▶ [WORK TO DO]: Copy out every line that contains "caption".
**** RAW DATA
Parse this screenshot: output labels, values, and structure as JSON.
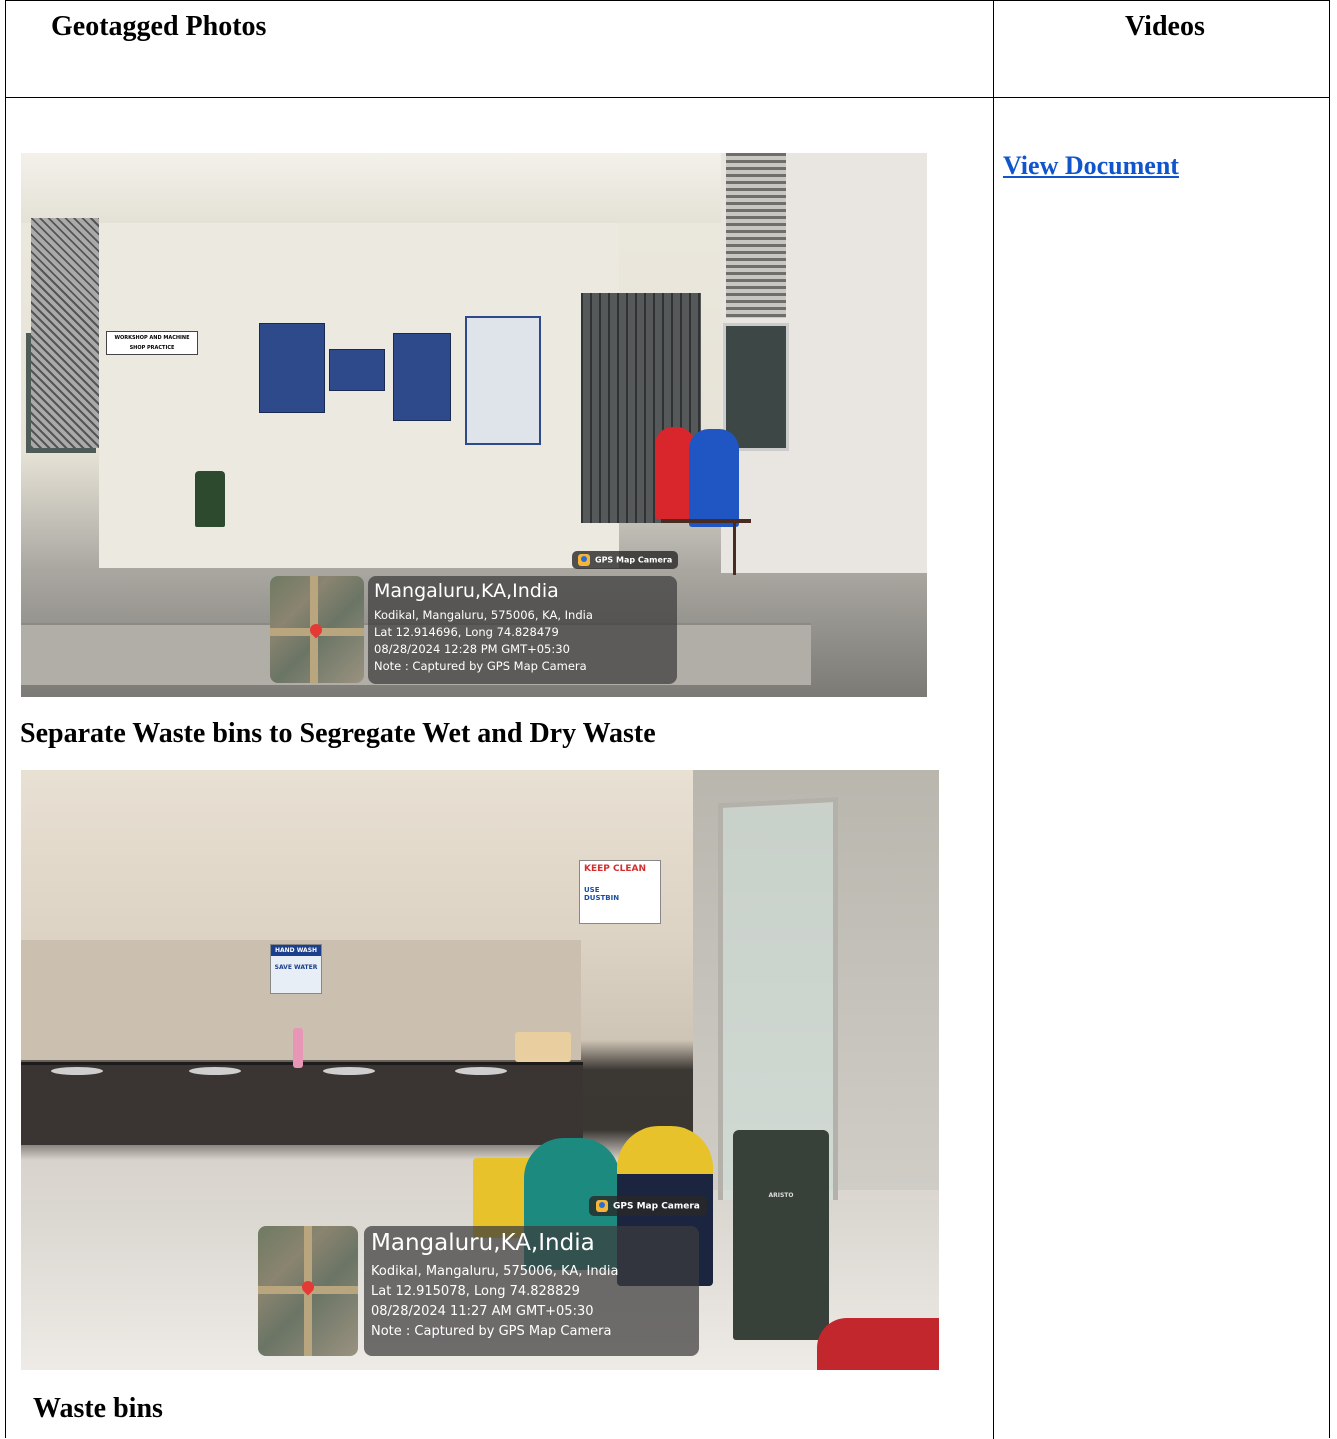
{
  "headers": {
    "photos": "Geotagged Photos",
    "videos": "Videos"
  },
  "link": {
    "label": "View Document"
  },
  "photos": [
    {
      "caption": "Separate Waste bins to Segregate Wet and Dry Waste",
      "gps_badge": "GPS Map Camera",
      "gps_title": "Mangaluru,KA,India",
      "gps_address": "Kodikal, Mangaluru, 575006, KA, India",
      "gps_coords": "Lat 12.914696, Long 74.828479",
      "gps_datetime": "08/28/2024 12:28 PM GMT+05:30",
      "gps_note": "Note : Captured by GPS Map Camera",
      "sign_text": "WORKSHOP AND MACHINE SHOP PRACTICE"
    },
    {
      "caption": "Waste bins",
      "gps_badge": "GPS Map Camera",
      "gps_title": "Mangaluru,KA,India",
      "gps_address": "Kodikal, Mangaluru, 575006, KA, India",
      "gps_coords": "Lat 12.915078, Long 74.828829",
      "gps_datetime": "08/28/2024 11:27 AM GMT+05:30",
      "gps_note": "Note : Captured by GPS Map Camera",
      "sign_keep_clean": "KEEP CLEAN",
      "sign_use_dustbin": "USE DUSTBIN",
      "sign_hand_wash": "HAND WASH",
      "sign_save_water": "SAVE WATER",
      "bin_brand": "ARISTO"
    }
  ],
  "colors": {
    "link": "#1155cc",
    "bin_red": "#d8262c",
    "bin_blue": "#1f56c4",
    "bin_green": "#2e4a2e",
    "bin_teal": "#1d8a80",
    "bin_yellow": "#e7c22a",
    "bin_dark": "#38403a"
  }
}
********
▶ [EXPECTED ANSWER]:
      "caption": "Separate Waste bins to Segregate Wet and Dry Waste",
      "caption": "Waste bins",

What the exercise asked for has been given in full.